- [SUPPLIED ENTRIES]:
%%
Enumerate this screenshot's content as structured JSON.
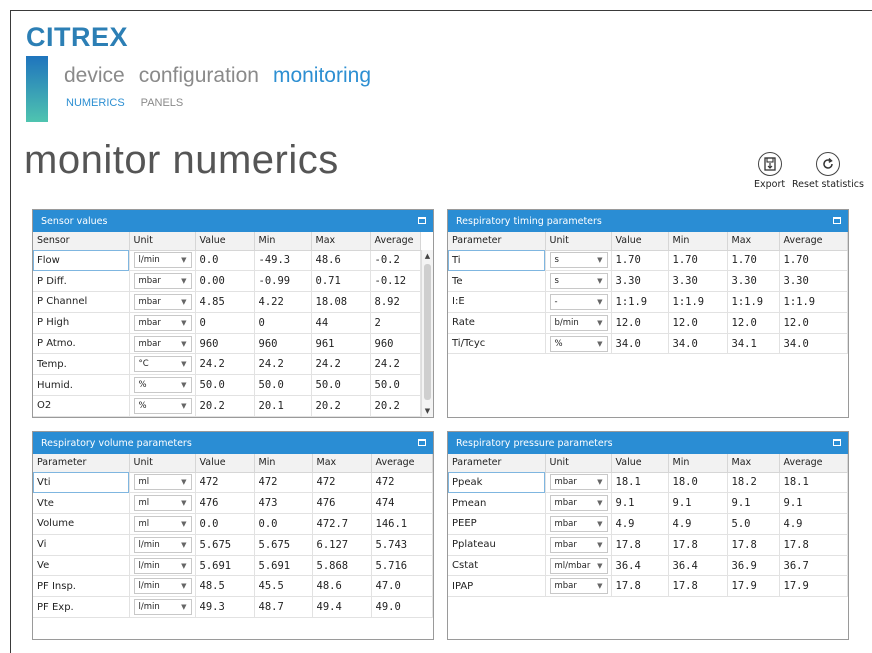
{
  "app": {
    "logo": "CITREX"
  },
  "nav": {
    "tabs": [
      "device",
      "configuration",
      "monitoring"
    ],
    "active": "monitoring"
  },
  "subnav": {
    "tabs": [
      "NUMERICS",
      "PANELS"
    ],
    "active": "NUMERICS"
  },
  "page": {
    "title": "monitor numerics"
  },
  "toolbar": {
    "export_label": "Export",
    "reset_label": "Reset statistics"
  },
  "panels": {
    "sensor": {
      "title": "Sensor values",
      "columns": [
        "Sensor",
        "Unit",
        "Value",
        "Min",
        "Max",
        "Average"
      ],
      "rows": [
        {
          "name": "Flow",
          "unit": "l/min",
          "value": "0.0",
          "min": "-49.3",
          "max": "48.6",
          "avg": "-0.2"
        },
        {
          "name": "P Diff.",
          "unit": "mbar",
          "value": "0.00",
          "min": "-0.99",
          "max": "0.71",
          "avg": "-0.12"
        },
        {
          "name": "P Channel",
          "unit": "mbar",
          "value": "4.85",
          "min": "4.22",
          "max": "18.08",
          "avg": "8.92"
        },
        {
          "name": "P High",
          "unit": "mbar",
          "value": "0",
          "min": "0",
          "max": "44",
          "avg": "2"
        },
        {
          "name": "P Atmo.",
          "unit": "mbar",
          "value": "960",
          "min": "960",
          "max": "961",
          "avg": "960"
        },
        {
          "name": "Temp.",
          "unit": "°C",
          "value": "24.2",
          "min": "24.2",
          "max": "24.2",
          "avg": "24.2"
        },
        {
          "name": "Humid.",
          "unit": "%",
          "value": "50.0",
          "min": "50.0",
          "max": "50.0",
          "avg": "50.0"
        },
        {
          "name": "O2",
          "unit": "%",
          "value": "20.2",
          "min": "20.1",
          "max": "20.2",
          "avg": "20.2"
        }
      ]
    },
    "timing": {
      "title": "Respiratory timing parameters",
      "columns": [
        "Parameter",
        "Unit",
        "Value",
        "Min",
        "Max",
        "Average"
      ],
      "rows": [
        {
          "name": "Ti",
          "unit": "s",
          "value": "1.70",
          "min": "1.70",
          "max": "1.70",
          "avg": "1.70"
        },
        {
          "name": "Te",
          "unit": "s",
          "value": "3.30",
          "min": "3.30",
          "max": "3.30",
          "avg": "3.30"
        },
        {
          "name": "I:E",
          "unit": "-",
          "value": "1:1.9",
          "min": "1:1.9",
          "max": "1:1.9",
          "avg": "1:1.9"
        },
        {
          "name": "Rate",
          "unit": "b/min",
          "value": "12.0",
          "min": "12.0",
          "max": "12.0",
          "avg": "12.0"
        },
        {
          "name": "Ti/Tcyc",
          "unit": "%",
          "value": "34.0",
          "min": "34.0",
          "max": "34.1",
          "avg": "34.0"
        }
      ]
    },
    "volume": {
      "title": "Respiratory volume parameters",
      "columns": [
        "Parameter",
        "Unit",
        "Value",
        "Min",
        "Max",
        "Average"
      ],
      "rows": [
        {
          "name": "Vti",
          "unit": "ml",
          "value": "472",
          "min": "472",
          "max": "472",
          "avg": "472"
        },
        {
          "name": "Vte",
          "unit": "ml",
          "value": "476",
          "min": "473",
          "max": "476",
          "avg": "474"
        },
        {
          "name": "Volume",
          "unit": "ml",
          "value": "0.0",
          "min": "0.0",
          "max": "472.7",
          "avg": "146.1"
        },
        {
          "name": "Vi",
          "unit": "l/min",
          "value": "5.675",
          "min": "5.675",
          "max": "6.127",
          "avg": "5.743"
        },
        {
          "name": "Ve",
          "unit": "l/min",
          "value": "5.691",
          "min": "5.691",
          "max": "5.868",
          "avg": "5.716"
        },
        {
          "name": "PF Insp.",
          "unit": "l/min",
          "value": "48.5",
          "min": "45.5",
          "max": "48.6",
          "avg": "47.0"
        },
        {
          "name": "PF Exp.",
          "unit": "l/min",
          "value": "49.3",
          "min": "48.7",
          "max": "49.4",
          "avg": "49.0"
        }
      ]
    },
    "pressure": {
      "title": "Respiratory pressure parameters",
      "columns": [
        "Parameter",
        "Unit",
        "Value",
        "Min",
        "Max",
        "Average"
      ],
      "rows": [
        {
          "name": "Ppeak",
          "unit": "mbar",
          "value": "18.1",
          "min": "18.0",
          "max": "18.2",
          "avg": "18.1"
        },
        {
          "name": "Pmean",
          "unit": "mbar",
          "value": "9.1",
          "min": "9.1",
          "max": "9.1",
          "avg": "9.1"
        },
        {
          "name": "PEEP",
          "unit": "mbar",
          "value": "4.9",
          "min": "4.9",
          "max": "5.0",
          "avg": "4.9"
        },
        {
          "name": "Pplateau",
          "unit": "mbar",
          "value": "17.8",
          "min": "17.8",
          "max": "17.8",
          "avg": "17.8"
        },
        {
          "name": "Cstat",
          "unit": "ml/mbar",
          "value": "36.4",
          "min": "36.4",
          "max": "36.9",
          "avg": "36.7"
        },
        {
          "name": "IPAP",
          "unit": "mbar",
          "value": "17.8",
          "min": "17.8",
          "max": "17.9",
          "avg": "17.9"
        }
      ]
    }
  },
  "colors": {
    "accent": "#2a8dd4",
    "logo": "#2c7fb5",
    "nav_inactive": "#8a8a8a"
  }
}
%%
- [GOAL]:
Skipping the pictures, transcribe each line above exactly as it appears.

- [OUTPUT FOR THIS TASK]:
Enumerate this screenshot's content as structured JSON.
{
  "app": {
    "logo": "CITREX"
  },
  "nav": {
    "tabs": [
      "device",
      "configuration",
      "monitoring"
    ],
    "active": "monitoring"
  },
  "subnav": {
    "tabs": [
      "NUMERICS",
      "PANELS"
    ],
    "active": "NUMERICS"
  },
  "page": {
    "title": "monitor numerics"
  },
  "toolbar": {
    "export_label": "Export",
    "reset_label": "Reset statistics"
  },
  "panels": {
    "sensor": {
      "title": "Sensor values",
      "columns": [
        "Sensor",
        "Unit",
        "Value",
        "Min",
        "Max",
        "Average"
      ],
      "rows": [
        {
          "name": "Flow",
          "unit": "l/min",
          "value": "0.0",
          "min": "-49.3",
          "max": "48.6",
          "avg": "-0.2"
        },
        {
          "name": "P Diff.",
          "unit": "mbar",
          "value": "0.00",
          "min": "-0.99",
          "max": "0.71",
          "avg": "-0.12"
        },
        {
          "name": "P Channel",
          "unit": "mbar",
          "value": "4.85",
          "min": "4.22",
          "max": "18.08",
          "avg": "8.92"
        },
        {
          "name": "P High",
          "unit": "mbar",
          "value": "0",
          "min": "0",
          "max": "44",
          "avg": "2"
        },
        {
          "name": "P Atmo.",
          "unit": "mbar",
          "value": "960",
          "min": "960",
          "max": "961",
          "avg": "960"
        },
        {
          "name": "Temp.",
          "unit": "°C",
          "value": "24.2",
          "min": "24.2",
          "max": "24.2",
          "avg": "24.2"
        },
        {
          "name": "Humid.",
          "unit": "%",
          "value": "50.0",
          "min": "50.0",
          "max": "50.0",
          "avg": "50.0"
        },
        {
          "name": "O2",
          "unit": "%",
          "value": "20.2",
          "min": "20.1",
          "max": "20.2",
          "avg": "20.2"
        }
      ]
    },
    "timing": {
      "title": "Respiratory timing parameters",
      "columns": [
        "Parameter",
        "Unit",
        "Value",
        "Min",
        "Max",
        "Average"
      ],
      "rows": [
        {
          "name": "Ti",
          "unit": "s",
          "value": "1.70",
          "min": "1.70",
          "max": "1.70",
          "avg": "1.70"
        },
        {
          "name": "Te",
          "unit": "s",
          "value": "3.30",
          "min": "3.30",
          "max": "3.30",
          "avg": "3.30"
        },
        {
          "name": "I:E",
          "unit": "-",
          "value": "1:1.9",
          "min": "1:1.9",
          "max": "1:1.9",
          "avg": "1:1.9"
        },
        {
          "name": "Rate",
          "unit": "b/min",
          "value": "12.0",
          "min": "12.0",
          "max": "12.0",
          "avg": "12.0"
        },
        {
          "name": "Ti/Tcyc",
          "unit": "%",
          "value": "34.0",
          "min": "34.0",
          "max": "34.1",
          "avg": "34.0"
        }
      ]
    },
    "volume": {
      "title": "Respiratory volume parameters",
      "columns": [
        "Parameter",
        "Unit",
        "Value",
        "Min",
        "Max",
        "Average"
      ],
      "rows": [
        {
          "name": "Vti",
          "unit": "ml",
          "value": "472",
          "min": "472",
          "max": "472",
          "avg": "472"
        },
        {
          "name": "Vte",
          "unit": "ml",
          "value": "476",
          "min": "473",
          "max": "476",
          "avg": "474"
        },
        {
          "name": "Volume",
          "unit": "ml",
          "value": "0.0",
          "min": "0.0",
          "max": "472.7",
          "avg": "146.1"
        },
        {
          "name": "Vi",
          "unit": "l/min",
          "value": "5.675",
          "min": "5.675",
          "max": "6.127",
          "avg": "5.743"
        },
        {
          "name": "Ve",
          "unit": "l/min",
          "value": "5.691",
          "min": "5.691",
          "max": "5.868",
          "avg": "5.716"
        },
        {
          "name": "PF Insp.",
          "unit": "l/min",
          "value": "48.5",
          "min": "45.5",
          "max": "48.6",
          "avg": "47.0"
        },
        {
          "name": "PF Exp.",
          "unit": "l/min",
          "value": "49.3",
          "min": "48.7",
          "max": "49.4",
          "avg": "49.0"
        }
      ]
    },
    "pressure": {
      "title": "Respiratory pressure parameters",
      "columns": [
        "Parameter",
        "Unit",
        "Value",
        "Min",
        "Max",
        "Average"
      ],
      "rows": [
        {
          "name": "Ppeak",
          "unit": "mbar",
          "value": "18.1",
          "min": "18.0",
          "max": "18.2",
          "avg": "18.1"
        },
        {
          "name": "Pmean",
          "unit": "mbar",
          "value": "9.1",
          "min": "9.1",
          "max": "9.1",
          "avg": "9.1"
        },
        {
          "name": "PEEP",
          "unit": "mbar",
          "value": "4.9",
          "min": "4.9",
          "max": "5.0",
          "avg": "4.9"
        },
        {
          "name": "Pplateau",
          "unit": "mbar",
          "value": "17.8",
          "min": "17.8",
          "max": "17.8",
          "avg": "17.8"
        },
        {
          "name": "Cstat",
          "unit": "ml/mbar",
          "value": "36.4",
          "min": "36.4",
          "max": "36.9",
          "avg": "36.7"
        },
        {
          "name": "IPAP",
          "unit": "mbar",
          "value": "17.8",
          "min": "17.8",
          "max": "17.9",
          "avg": "17.9"
        }
      ]
    }
  },
  "colors": {
    "accent": "#2a8dd4",
    "logo": "#2c7fb5",
    "nav_inactive": "#8a8a8a"
  }
}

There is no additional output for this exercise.